AIM:
Every line containing the word "igualdades" needs to be found and copied.

----------

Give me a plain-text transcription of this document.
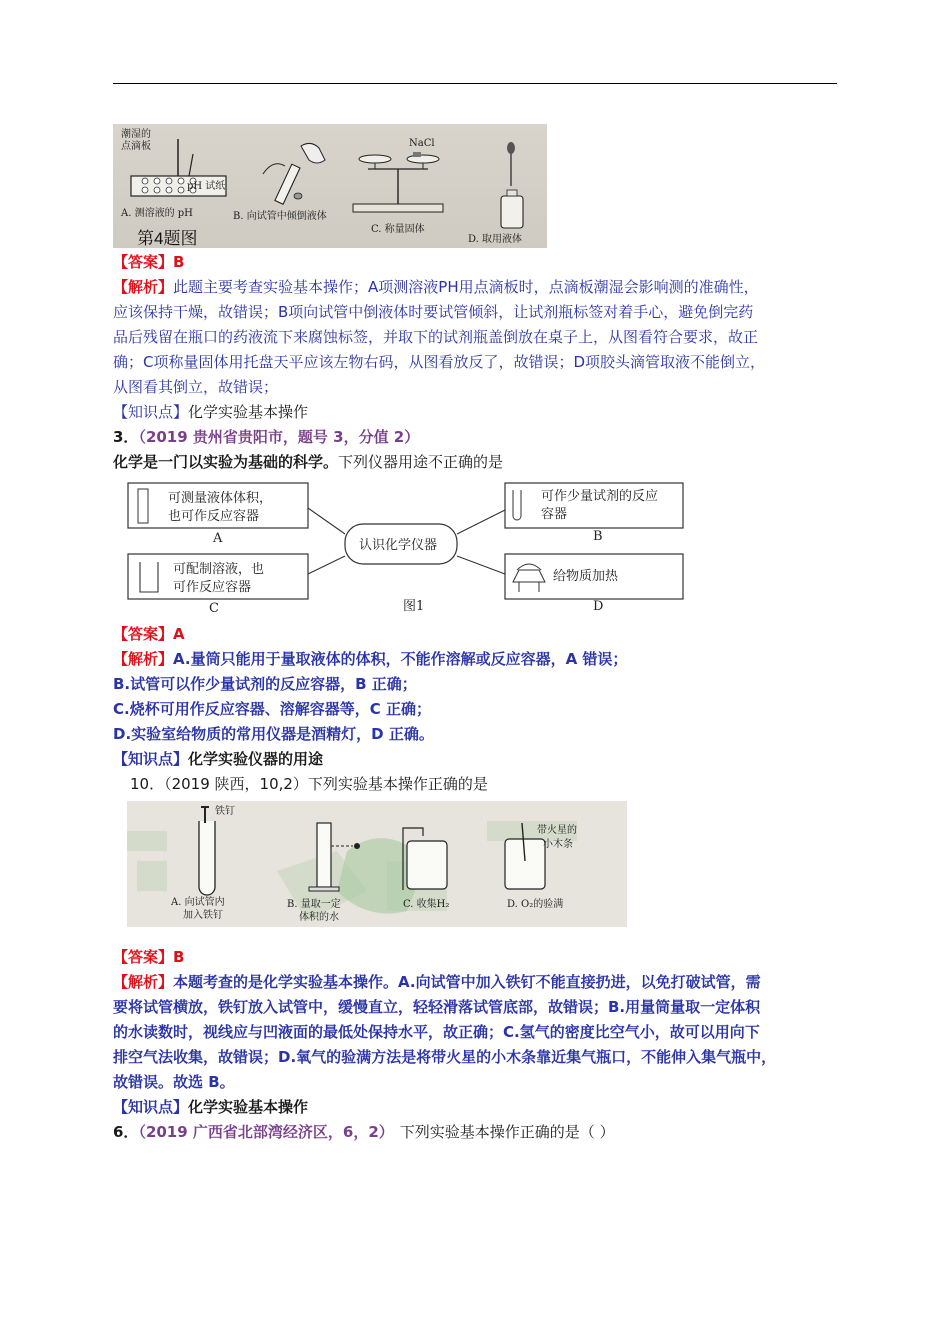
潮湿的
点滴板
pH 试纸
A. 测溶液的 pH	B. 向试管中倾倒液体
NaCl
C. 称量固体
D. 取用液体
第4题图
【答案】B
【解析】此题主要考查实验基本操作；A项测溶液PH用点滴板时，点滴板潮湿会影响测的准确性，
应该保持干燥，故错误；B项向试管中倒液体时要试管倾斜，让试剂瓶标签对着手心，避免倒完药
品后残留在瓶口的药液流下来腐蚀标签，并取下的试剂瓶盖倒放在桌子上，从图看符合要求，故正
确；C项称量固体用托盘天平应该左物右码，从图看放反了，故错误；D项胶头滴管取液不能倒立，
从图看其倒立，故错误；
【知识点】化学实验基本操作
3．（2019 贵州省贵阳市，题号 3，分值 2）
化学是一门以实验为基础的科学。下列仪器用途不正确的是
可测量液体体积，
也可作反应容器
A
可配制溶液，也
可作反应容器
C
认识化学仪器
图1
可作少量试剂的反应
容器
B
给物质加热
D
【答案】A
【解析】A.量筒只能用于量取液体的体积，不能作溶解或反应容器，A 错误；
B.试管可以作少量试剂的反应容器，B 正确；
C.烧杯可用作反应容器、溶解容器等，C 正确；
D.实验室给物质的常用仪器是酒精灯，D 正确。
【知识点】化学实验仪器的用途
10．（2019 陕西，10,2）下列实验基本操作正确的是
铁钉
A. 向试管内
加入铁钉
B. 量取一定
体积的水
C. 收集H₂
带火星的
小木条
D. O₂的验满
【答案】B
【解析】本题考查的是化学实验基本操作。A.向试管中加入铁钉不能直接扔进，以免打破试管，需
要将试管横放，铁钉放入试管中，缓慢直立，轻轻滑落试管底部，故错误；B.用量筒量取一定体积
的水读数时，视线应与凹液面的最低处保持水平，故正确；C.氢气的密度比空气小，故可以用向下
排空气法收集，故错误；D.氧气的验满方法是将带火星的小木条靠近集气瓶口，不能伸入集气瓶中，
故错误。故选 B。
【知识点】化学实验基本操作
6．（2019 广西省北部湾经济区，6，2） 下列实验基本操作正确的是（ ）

----------

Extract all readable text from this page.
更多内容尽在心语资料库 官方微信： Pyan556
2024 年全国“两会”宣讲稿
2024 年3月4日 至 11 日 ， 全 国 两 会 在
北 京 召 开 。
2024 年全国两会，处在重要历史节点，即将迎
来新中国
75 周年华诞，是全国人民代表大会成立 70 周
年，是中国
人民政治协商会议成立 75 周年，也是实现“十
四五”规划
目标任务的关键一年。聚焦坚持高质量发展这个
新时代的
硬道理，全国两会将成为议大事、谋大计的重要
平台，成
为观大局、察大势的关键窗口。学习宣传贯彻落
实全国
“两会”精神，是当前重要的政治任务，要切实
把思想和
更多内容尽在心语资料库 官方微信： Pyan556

----------

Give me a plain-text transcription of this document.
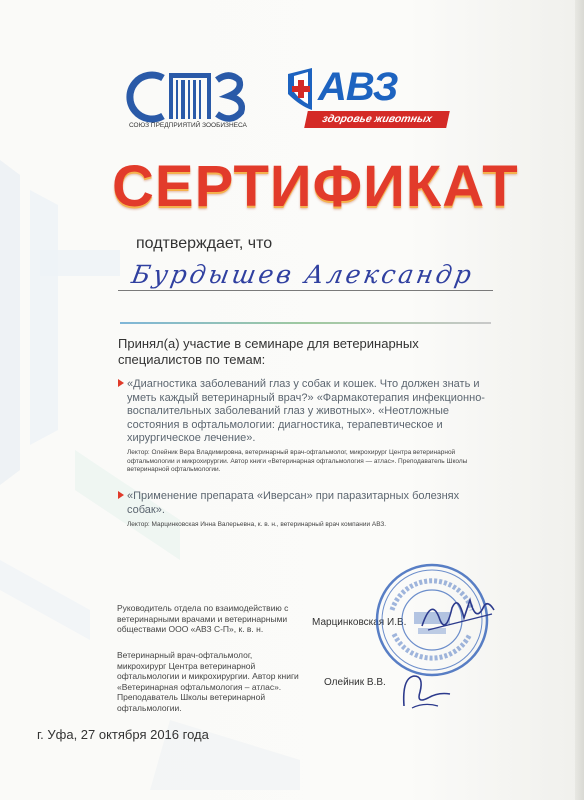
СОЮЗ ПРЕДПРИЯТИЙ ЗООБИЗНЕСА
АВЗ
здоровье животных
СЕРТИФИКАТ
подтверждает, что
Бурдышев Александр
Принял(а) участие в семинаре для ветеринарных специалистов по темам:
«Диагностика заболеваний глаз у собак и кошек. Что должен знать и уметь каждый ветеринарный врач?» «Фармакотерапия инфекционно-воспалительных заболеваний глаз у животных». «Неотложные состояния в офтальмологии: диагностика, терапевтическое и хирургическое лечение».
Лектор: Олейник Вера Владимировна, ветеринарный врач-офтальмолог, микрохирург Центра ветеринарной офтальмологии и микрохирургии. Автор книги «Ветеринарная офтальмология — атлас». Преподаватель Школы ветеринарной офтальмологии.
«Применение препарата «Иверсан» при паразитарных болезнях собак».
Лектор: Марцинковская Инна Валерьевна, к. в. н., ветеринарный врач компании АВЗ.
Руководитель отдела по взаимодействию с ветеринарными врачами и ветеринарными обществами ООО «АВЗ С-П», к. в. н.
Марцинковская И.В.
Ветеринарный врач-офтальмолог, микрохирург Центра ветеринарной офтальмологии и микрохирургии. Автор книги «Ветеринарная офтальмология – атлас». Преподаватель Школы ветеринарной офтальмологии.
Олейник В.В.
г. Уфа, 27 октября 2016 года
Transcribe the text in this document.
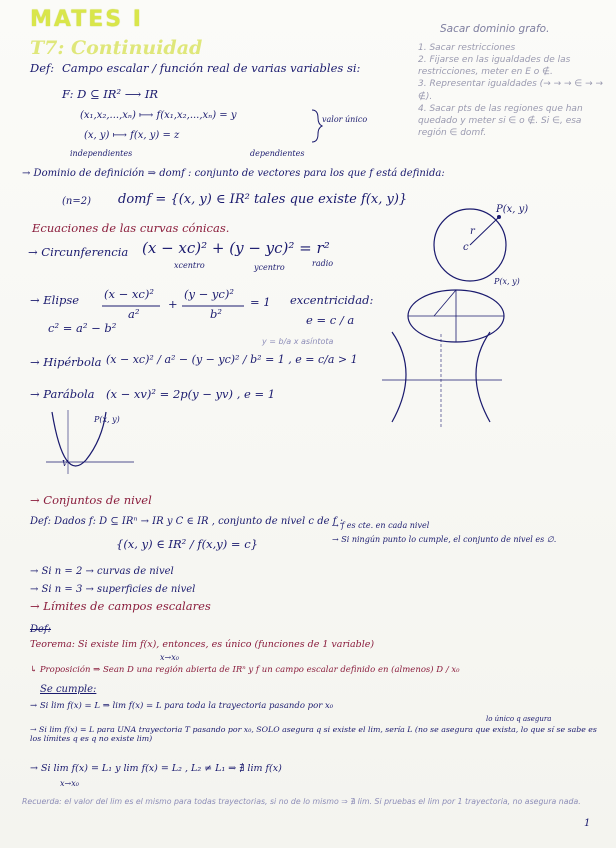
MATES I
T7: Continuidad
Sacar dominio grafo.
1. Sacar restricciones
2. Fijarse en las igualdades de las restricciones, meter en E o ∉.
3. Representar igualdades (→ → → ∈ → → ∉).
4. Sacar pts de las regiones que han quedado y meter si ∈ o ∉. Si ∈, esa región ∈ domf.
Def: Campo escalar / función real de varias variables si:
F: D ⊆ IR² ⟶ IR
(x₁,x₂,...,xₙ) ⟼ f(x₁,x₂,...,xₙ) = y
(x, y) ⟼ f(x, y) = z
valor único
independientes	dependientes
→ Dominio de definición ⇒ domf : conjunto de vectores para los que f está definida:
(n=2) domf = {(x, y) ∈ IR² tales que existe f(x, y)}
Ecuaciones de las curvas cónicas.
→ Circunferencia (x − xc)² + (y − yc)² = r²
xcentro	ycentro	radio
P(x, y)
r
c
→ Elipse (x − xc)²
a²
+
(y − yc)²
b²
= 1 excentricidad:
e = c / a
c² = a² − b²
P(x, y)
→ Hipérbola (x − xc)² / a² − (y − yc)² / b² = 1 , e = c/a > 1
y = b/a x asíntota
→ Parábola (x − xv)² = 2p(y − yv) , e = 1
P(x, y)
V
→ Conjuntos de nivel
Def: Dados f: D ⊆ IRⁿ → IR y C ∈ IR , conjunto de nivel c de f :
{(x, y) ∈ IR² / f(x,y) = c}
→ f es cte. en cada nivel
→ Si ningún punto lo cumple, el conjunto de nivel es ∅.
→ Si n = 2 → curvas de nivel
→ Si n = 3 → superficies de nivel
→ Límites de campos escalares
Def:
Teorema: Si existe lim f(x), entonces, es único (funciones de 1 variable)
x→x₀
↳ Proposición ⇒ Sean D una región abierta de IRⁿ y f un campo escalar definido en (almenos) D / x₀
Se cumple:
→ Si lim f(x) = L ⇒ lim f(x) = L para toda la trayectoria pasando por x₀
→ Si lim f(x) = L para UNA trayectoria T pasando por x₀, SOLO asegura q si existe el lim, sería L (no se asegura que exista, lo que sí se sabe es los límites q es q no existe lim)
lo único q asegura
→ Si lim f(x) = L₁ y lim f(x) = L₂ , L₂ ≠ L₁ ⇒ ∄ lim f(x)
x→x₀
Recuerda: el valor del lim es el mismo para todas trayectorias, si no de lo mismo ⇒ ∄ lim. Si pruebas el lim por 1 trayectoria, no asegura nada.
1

----------

PROBLEM SOLUTION:
2. Fijarse en las igualdades de las restricciones, meter en E o ∉.
3. Representar igualdades (→ → → ∈ → → ∉).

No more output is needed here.